# EXERCISE DATA
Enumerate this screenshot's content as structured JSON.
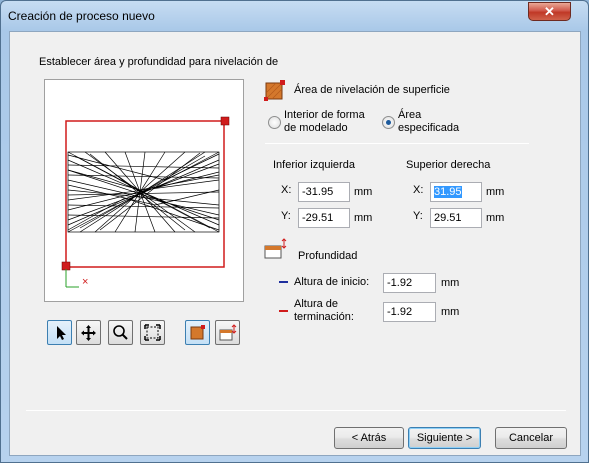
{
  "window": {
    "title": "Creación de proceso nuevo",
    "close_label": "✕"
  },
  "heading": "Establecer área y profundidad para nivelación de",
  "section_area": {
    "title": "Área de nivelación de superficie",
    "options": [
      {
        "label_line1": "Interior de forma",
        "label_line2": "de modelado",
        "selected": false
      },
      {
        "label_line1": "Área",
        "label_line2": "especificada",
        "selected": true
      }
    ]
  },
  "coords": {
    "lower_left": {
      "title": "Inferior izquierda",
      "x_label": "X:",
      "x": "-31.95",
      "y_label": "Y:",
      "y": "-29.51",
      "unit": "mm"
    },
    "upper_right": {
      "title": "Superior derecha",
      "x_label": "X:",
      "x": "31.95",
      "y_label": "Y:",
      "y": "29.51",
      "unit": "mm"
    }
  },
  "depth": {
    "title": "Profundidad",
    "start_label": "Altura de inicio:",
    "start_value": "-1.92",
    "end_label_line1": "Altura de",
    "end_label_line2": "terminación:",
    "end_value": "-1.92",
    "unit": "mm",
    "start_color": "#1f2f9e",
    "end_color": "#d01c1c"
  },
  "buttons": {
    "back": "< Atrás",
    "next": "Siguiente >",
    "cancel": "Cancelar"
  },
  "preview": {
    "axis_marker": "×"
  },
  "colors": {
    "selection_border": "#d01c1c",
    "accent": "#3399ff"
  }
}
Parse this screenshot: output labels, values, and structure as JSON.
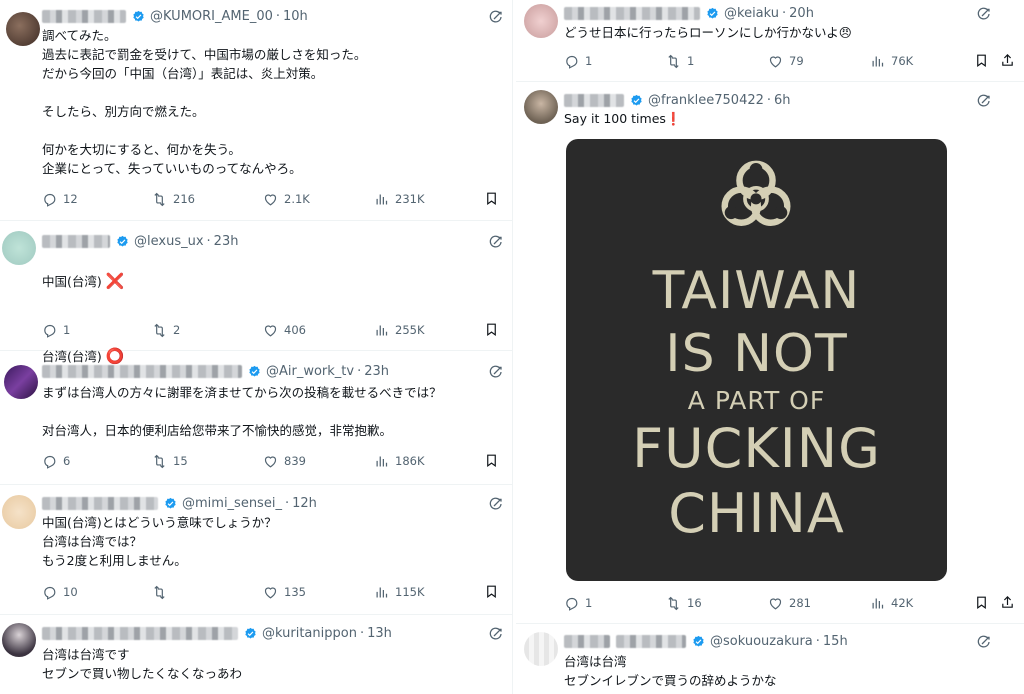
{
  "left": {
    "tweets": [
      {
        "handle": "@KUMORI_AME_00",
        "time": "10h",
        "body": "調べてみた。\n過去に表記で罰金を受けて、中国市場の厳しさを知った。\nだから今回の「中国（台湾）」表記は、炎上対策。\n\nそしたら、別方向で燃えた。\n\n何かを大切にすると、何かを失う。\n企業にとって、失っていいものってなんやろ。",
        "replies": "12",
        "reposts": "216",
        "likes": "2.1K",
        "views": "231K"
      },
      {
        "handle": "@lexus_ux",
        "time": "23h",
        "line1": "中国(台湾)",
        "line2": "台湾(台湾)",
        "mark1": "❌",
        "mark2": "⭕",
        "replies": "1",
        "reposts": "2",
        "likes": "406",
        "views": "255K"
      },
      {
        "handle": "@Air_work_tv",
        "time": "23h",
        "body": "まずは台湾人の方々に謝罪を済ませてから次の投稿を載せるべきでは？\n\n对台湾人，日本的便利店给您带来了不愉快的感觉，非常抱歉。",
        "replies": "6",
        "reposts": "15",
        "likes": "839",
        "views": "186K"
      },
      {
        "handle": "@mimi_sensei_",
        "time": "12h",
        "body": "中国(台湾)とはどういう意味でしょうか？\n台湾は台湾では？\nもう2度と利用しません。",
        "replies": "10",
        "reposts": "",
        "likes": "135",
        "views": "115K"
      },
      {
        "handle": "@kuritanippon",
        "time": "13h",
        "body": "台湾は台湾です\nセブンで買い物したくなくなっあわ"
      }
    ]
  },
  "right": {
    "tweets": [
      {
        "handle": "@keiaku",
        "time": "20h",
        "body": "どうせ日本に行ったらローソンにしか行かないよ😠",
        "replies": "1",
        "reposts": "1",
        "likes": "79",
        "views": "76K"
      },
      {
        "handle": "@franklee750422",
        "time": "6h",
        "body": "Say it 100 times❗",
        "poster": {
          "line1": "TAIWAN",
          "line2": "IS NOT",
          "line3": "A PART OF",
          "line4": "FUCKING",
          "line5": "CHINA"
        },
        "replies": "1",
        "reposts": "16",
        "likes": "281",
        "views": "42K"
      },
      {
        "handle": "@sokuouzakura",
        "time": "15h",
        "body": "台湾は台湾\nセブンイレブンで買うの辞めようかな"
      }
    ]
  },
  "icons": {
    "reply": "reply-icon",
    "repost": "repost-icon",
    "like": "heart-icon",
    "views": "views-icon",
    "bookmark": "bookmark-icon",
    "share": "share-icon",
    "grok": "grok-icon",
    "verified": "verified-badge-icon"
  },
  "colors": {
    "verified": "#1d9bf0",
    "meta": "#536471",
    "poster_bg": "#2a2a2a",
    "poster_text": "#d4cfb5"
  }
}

* * *

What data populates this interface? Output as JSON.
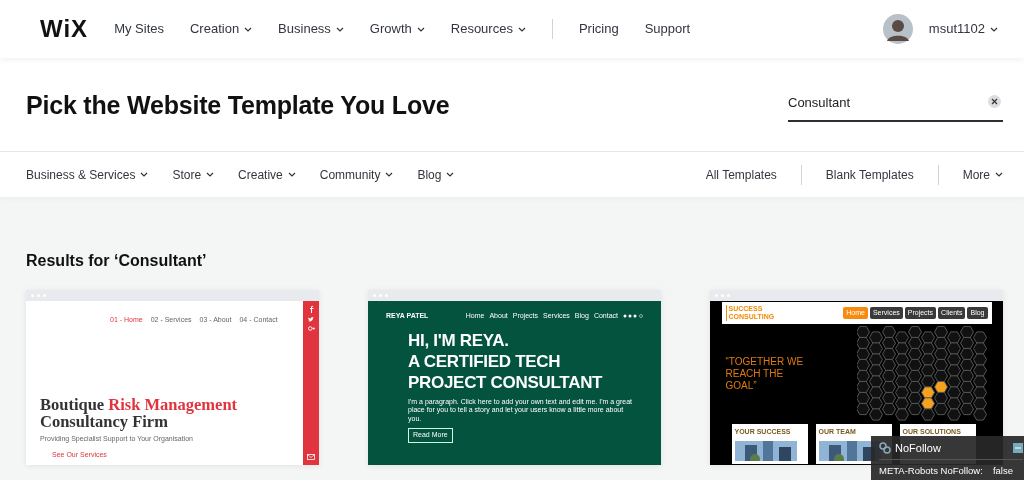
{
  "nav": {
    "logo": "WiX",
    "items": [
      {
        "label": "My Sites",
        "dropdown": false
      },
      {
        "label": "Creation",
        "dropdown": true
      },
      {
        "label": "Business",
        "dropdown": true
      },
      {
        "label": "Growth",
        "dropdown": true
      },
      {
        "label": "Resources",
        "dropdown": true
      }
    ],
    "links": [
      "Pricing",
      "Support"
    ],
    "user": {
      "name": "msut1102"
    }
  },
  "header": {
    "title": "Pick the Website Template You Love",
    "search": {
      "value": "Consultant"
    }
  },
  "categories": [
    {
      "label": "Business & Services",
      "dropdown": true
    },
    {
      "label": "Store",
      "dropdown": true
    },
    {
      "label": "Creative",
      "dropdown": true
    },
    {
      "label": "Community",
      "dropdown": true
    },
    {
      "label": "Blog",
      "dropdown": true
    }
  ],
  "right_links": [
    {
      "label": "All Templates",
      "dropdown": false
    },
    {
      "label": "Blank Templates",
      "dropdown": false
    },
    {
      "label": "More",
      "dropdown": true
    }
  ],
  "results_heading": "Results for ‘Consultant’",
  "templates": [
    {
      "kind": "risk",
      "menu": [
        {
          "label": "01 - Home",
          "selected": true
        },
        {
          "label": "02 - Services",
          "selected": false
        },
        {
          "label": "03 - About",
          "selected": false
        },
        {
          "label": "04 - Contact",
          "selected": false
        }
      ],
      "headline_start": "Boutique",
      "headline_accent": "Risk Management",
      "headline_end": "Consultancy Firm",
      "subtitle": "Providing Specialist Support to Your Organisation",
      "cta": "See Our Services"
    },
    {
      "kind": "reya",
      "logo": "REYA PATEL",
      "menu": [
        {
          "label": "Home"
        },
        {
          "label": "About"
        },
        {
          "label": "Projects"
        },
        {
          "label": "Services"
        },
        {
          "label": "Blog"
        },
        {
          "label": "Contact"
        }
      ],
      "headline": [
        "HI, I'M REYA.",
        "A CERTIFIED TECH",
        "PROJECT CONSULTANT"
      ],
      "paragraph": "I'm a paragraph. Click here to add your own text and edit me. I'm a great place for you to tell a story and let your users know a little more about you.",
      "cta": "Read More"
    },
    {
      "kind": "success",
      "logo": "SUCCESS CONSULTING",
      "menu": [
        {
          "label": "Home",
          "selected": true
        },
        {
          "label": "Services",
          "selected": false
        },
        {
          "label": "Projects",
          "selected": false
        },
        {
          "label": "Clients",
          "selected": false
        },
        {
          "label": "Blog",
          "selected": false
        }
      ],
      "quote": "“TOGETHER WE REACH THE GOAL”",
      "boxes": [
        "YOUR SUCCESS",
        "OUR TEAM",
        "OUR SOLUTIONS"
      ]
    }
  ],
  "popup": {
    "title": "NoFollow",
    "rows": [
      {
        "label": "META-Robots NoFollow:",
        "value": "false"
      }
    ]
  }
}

# GIVEN INSTRUCTION
Copy out each line of the entries that holds "Services".

# SOLUTION FOR THIS EXERCISE
      "label": "Business & Services",
          "label": "02 - Services",
      "cta": "See Our Services"
          "label": "Services"
          "label": "Services",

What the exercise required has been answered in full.